**TASK INSTRUCTIONS**
Copy each line where the word "filters" occurs.

**Data records**
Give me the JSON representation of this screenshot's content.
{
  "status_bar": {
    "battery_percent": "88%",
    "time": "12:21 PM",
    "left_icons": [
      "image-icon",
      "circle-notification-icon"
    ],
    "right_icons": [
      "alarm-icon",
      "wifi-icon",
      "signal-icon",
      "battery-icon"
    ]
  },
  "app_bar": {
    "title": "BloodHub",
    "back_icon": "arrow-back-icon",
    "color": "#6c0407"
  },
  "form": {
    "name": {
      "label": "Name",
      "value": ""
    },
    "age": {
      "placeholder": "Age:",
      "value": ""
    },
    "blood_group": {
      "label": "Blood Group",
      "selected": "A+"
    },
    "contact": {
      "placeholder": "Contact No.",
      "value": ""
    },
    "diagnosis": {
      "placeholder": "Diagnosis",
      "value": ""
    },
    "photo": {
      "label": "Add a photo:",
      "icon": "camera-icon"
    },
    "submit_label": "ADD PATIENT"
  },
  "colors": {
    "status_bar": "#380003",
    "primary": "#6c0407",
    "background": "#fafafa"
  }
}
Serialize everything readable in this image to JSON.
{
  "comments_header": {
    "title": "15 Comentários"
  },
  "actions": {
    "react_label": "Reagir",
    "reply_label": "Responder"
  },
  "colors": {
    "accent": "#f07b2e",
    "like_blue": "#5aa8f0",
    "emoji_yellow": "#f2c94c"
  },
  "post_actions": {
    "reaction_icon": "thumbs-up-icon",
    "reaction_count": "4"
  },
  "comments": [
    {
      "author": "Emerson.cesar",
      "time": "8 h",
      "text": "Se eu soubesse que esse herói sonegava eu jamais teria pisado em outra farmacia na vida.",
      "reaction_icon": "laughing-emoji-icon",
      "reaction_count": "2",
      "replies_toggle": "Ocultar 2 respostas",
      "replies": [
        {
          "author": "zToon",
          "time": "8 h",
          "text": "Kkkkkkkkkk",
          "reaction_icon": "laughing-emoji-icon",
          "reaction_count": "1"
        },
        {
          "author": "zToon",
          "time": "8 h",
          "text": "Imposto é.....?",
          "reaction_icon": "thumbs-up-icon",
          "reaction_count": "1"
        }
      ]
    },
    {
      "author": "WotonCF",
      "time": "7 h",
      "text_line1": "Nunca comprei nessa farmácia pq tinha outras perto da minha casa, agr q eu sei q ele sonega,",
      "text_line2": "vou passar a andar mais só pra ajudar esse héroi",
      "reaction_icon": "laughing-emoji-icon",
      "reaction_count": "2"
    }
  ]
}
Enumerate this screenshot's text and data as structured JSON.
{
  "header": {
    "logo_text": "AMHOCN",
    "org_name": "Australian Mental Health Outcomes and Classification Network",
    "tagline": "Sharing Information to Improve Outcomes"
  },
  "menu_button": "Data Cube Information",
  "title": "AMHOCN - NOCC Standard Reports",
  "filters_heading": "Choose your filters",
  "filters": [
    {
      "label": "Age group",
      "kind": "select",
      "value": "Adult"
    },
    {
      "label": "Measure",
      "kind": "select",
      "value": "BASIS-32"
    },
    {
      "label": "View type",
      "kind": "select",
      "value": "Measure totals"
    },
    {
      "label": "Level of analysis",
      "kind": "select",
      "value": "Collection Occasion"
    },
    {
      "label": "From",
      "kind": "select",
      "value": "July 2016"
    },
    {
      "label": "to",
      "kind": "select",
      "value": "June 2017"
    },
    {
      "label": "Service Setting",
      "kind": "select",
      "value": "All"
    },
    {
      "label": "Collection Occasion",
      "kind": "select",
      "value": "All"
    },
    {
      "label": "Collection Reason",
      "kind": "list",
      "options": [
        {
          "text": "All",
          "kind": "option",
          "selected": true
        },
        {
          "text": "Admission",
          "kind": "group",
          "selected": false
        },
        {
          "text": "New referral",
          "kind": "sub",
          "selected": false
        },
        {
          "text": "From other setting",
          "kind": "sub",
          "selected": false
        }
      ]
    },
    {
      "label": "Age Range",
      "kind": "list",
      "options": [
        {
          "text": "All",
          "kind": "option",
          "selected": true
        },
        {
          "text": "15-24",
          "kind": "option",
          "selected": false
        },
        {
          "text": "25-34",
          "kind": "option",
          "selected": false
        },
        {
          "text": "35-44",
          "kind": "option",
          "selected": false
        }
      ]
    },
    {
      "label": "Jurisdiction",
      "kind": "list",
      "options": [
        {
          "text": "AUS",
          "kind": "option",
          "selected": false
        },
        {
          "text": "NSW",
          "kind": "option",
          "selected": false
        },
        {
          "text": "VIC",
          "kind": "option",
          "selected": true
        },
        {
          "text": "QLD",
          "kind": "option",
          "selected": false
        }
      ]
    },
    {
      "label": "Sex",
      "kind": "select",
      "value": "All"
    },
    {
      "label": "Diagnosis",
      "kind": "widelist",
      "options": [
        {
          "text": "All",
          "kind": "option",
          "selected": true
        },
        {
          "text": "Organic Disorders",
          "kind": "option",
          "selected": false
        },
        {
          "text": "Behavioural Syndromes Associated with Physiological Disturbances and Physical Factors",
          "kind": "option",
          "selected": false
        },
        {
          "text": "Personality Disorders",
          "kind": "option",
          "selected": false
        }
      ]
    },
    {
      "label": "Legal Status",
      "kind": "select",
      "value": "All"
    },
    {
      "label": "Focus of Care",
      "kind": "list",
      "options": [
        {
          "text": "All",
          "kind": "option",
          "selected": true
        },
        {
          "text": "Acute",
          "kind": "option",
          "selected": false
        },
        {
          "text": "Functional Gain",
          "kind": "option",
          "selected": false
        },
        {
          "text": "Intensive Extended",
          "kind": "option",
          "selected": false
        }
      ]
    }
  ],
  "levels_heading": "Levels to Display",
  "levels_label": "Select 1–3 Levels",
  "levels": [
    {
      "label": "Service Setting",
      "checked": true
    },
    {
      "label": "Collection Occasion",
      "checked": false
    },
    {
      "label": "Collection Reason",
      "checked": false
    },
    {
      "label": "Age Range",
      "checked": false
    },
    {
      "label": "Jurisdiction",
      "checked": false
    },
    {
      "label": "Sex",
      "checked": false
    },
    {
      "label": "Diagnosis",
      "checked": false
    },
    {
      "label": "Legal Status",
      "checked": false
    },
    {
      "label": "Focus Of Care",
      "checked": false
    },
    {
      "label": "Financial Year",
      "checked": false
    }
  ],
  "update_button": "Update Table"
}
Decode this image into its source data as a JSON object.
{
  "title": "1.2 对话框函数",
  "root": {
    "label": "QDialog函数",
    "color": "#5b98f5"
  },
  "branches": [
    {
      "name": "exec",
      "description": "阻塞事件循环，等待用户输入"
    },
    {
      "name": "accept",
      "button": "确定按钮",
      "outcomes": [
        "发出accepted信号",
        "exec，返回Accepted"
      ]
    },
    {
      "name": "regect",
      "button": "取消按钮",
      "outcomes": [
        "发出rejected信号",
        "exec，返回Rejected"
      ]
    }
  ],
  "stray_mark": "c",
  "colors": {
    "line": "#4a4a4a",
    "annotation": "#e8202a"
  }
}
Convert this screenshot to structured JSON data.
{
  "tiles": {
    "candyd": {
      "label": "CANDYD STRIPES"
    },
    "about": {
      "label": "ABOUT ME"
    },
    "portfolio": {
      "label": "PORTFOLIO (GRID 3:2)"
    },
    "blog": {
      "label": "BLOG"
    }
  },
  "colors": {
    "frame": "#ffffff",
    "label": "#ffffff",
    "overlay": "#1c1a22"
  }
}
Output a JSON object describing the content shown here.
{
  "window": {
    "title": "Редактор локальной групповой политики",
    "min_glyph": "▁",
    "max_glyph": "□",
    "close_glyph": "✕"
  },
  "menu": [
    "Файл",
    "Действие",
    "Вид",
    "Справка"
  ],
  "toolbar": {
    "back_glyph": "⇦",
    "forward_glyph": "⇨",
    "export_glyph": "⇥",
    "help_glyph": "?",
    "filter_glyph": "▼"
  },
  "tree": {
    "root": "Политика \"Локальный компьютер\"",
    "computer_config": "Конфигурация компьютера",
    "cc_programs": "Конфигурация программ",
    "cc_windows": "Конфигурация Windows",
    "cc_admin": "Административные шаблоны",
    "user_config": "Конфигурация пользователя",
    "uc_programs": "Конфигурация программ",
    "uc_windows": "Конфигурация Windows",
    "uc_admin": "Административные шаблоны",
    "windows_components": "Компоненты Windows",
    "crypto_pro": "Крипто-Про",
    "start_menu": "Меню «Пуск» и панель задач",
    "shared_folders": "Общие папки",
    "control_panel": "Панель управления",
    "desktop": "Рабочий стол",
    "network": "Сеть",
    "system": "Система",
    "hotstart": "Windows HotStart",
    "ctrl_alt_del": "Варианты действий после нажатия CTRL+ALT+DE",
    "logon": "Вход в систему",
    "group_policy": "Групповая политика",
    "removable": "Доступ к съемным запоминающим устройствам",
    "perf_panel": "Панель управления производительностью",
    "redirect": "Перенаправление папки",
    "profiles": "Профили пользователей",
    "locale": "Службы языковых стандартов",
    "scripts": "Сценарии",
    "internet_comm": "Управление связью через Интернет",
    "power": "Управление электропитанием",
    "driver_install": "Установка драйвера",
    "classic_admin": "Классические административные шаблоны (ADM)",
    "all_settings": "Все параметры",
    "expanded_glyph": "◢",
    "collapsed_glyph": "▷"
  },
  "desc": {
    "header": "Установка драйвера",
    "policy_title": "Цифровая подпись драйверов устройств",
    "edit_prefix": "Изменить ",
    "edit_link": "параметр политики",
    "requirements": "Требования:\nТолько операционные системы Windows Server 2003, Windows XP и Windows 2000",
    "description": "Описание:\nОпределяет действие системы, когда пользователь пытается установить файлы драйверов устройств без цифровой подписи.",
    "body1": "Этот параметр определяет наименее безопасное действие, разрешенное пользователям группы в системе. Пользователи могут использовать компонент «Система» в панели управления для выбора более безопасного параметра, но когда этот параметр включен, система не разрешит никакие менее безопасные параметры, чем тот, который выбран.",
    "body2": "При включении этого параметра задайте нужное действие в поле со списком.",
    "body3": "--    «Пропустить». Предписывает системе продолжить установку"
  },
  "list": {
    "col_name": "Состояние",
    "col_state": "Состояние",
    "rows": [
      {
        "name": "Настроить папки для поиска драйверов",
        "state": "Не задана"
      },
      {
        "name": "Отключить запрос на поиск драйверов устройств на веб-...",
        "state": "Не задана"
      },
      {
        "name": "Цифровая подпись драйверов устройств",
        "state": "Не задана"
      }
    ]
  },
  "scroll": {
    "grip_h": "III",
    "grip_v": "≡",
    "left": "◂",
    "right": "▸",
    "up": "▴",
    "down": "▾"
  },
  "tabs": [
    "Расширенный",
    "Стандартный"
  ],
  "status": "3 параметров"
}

**RESULT FOR THIS TASK**
  "filters_heading": "Choose your filters",
  "filters": [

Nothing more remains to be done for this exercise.